Directions for this task
Only the number is wanted: how many lines contain the word "обслуживанию"?

Task material
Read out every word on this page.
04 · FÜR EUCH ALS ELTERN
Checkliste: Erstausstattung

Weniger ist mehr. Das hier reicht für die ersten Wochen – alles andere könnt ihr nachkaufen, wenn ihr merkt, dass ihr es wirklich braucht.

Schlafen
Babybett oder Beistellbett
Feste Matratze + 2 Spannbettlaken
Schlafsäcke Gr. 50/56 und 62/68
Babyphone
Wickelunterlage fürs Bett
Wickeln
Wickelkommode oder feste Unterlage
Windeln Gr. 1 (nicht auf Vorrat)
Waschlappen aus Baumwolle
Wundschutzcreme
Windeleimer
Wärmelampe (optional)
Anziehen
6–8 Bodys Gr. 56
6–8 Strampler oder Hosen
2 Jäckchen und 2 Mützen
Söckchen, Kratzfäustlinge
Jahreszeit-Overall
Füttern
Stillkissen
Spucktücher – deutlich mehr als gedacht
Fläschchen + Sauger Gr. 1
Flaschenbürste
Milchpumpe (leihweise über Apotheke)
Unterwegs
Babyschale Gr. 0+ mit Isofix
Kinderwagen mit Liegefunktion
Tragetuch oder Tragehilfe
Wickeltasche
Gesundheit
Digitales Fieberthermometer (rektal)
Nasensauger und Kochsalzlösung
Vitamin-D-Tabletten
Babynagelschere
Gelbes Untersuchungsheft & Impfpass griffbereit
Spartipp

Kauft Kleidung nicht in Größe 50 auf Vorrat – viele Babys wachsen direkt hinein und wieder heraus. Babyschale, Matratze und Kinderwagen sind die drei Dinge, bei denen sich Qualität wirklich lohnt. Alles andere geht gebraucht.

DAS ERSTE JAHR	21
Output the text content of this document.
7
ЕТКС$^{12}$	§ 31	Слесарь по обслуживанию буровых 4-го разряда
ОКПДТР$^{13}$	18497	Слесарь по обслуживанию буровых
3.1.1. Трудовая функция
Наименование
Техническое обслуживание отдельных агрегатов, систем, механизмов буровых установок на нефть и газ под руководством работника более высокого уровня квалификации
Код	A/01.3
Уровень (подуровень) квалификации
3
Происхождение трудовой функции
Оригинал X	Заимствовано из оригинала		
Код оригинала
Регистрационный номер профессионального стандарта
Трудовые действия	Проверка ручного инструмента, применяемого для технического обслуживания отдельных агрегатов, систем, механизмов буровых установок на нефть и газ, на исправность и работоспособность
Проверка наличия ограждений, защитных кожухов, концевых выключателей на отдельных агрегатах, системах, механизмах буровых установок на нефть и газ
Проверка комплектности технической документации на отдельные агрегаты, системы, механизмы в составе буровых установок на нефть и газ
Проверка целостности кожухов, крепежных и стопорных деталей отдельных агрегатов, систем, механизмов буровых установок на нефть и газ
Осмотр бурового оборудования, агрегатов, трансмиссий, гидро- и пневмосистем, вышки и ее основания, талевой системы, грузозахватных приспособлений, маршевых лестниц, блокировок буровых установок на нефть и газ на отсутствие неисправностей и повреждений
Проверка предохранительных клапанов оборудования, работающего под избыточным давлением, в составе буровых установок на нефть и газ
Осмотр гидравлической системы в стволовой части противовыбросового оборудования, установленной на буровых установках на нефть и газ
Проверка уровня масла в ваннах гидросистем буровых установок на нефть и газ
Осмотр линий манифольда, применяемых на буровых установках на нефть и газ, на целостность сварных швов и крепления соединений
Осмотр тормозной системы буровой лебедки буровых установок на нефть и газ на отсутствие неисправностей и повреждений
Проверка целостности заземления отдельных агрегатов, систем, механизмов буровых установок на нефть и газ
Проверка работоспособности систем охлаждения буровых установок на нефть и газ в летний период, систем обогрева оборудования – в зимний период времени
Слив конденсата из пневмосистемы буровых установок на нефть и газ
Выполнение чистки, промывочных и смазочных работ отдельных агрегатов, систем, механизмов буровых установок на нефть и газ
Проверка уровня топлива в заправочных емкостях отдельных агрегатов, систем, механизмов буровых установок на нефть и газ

Task output
2